start DATA SHOWN
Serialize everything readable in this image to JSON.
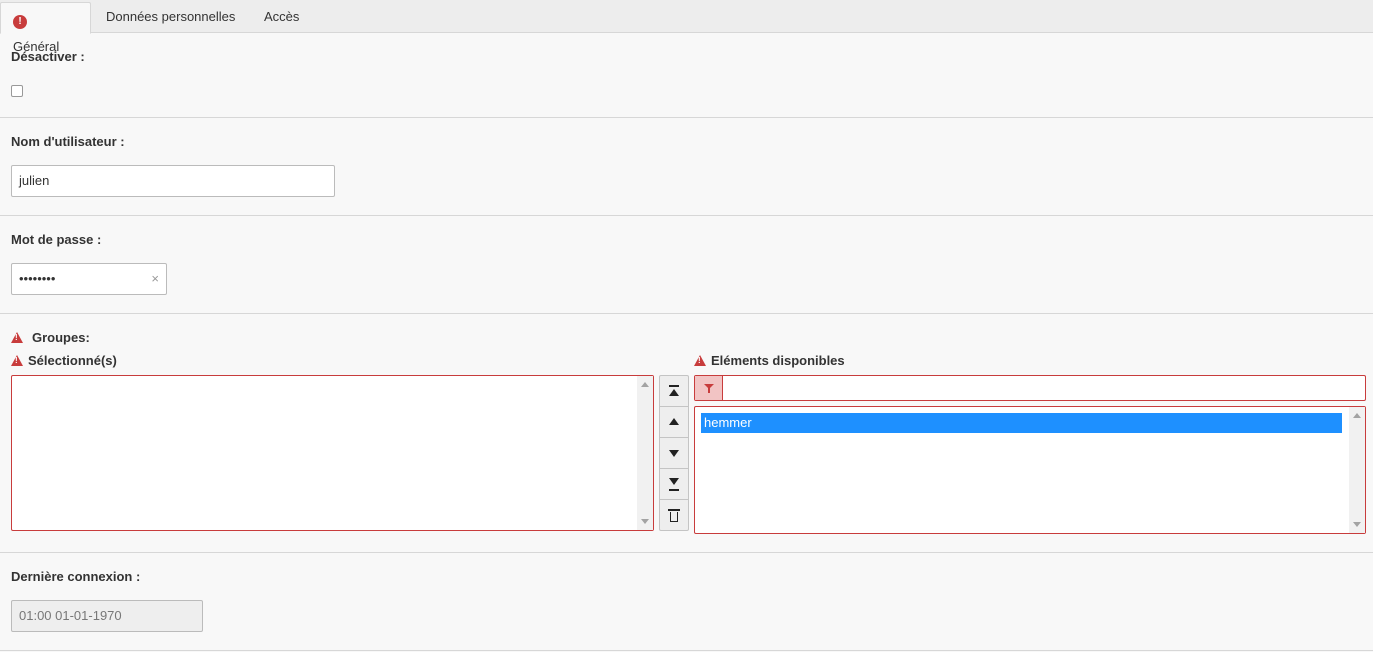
{
  "tabs": [
    {
      "label": "Général",
      "active": true,
      "has_error": true
    },
    {
      "label": "Données personnelles",
      "active": false
    },
    {
      "label": "Accès",
      "active": false
    }
  ],
  "disable": {
    "label": "Désactiver :",
    "checked": false
  },
  "username": {
    "label": "Nom d'utilisateur :",
    "value": "julien"
  },
  "password": {
    "label": "Mot de passe :",
    "value": "••••••••",
    "clear_icon": "×"
  },
  "groups": {
    "label": "Groupes:",
    "selected_label": "Sélectionné(s)",
    "selected_items": [],
    "available_label": "Eléments disponibles",
    "filter_value": "",
    "available_items": [
      "hemmer"
    ],
    "highlighted_item": "hemmer",
    "controls": [
      "move-top-icon",
      "move-up-icon",
      "move-down-icon",
      "move-bottom-icon",
      "trash-icon"
    ]
  },
  "last_login": {
    "label": "Dernière connexion :",
    "value": "01:00 01-01-1970"
  },
  "colors": {
    "error": "#c83c3c",
    "selection": "#1e90ff",
    "background": "#f8f8f8"
  }
}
end DATA SHOWN
## JOB:
In your copy, leave out the pictures and reproduce the material above exactly.

## WRITTEN ANSWER:
Serialize everything readable in this image to JSON.
{
  "tabs": [
    {
      "label": "Général",
      "active": true,
      "has_error": true
    },
    {
      "label": "Données personnelles",
      "active": false
    },
    {
      "label": "Accès",
      "active": false
    }
  ],
  "disable": {
    "label": "Désactiver :",
    "checked": false
  },
  "username": {
    "label": "Nom d'utilisateur :",
    "value": "julien"
  },
  "password": {
    "label": "Mot de passe :",
    "value": "••••••••",
    "clear_icon": "×"
  },
  "groups": {
    "label": "Groupes:",
    "selected_label": "Sélectionné(s)",
    "selected_items": [],
    "available_label": "Eléments disponibles",
    "filter_value": "",
    "available_items": [
      "hemmer"
    ],
    "highlighted_item": "hemmer",
    "controls": [
      "move-top-icon",
      "move-up-icon",
      "move-down-icon",
      "move-bottom-icon",
      "trash-icon"
    ]
  },
  "last_login": {
    "label": "Dernière connexion :",
    "value": "01:00 01-01-1970"
  },
  "colors": {
    "error": "#c83c3c",
    "selection": "#1e90ff",
    "background": "#f8f8f8"
  }
}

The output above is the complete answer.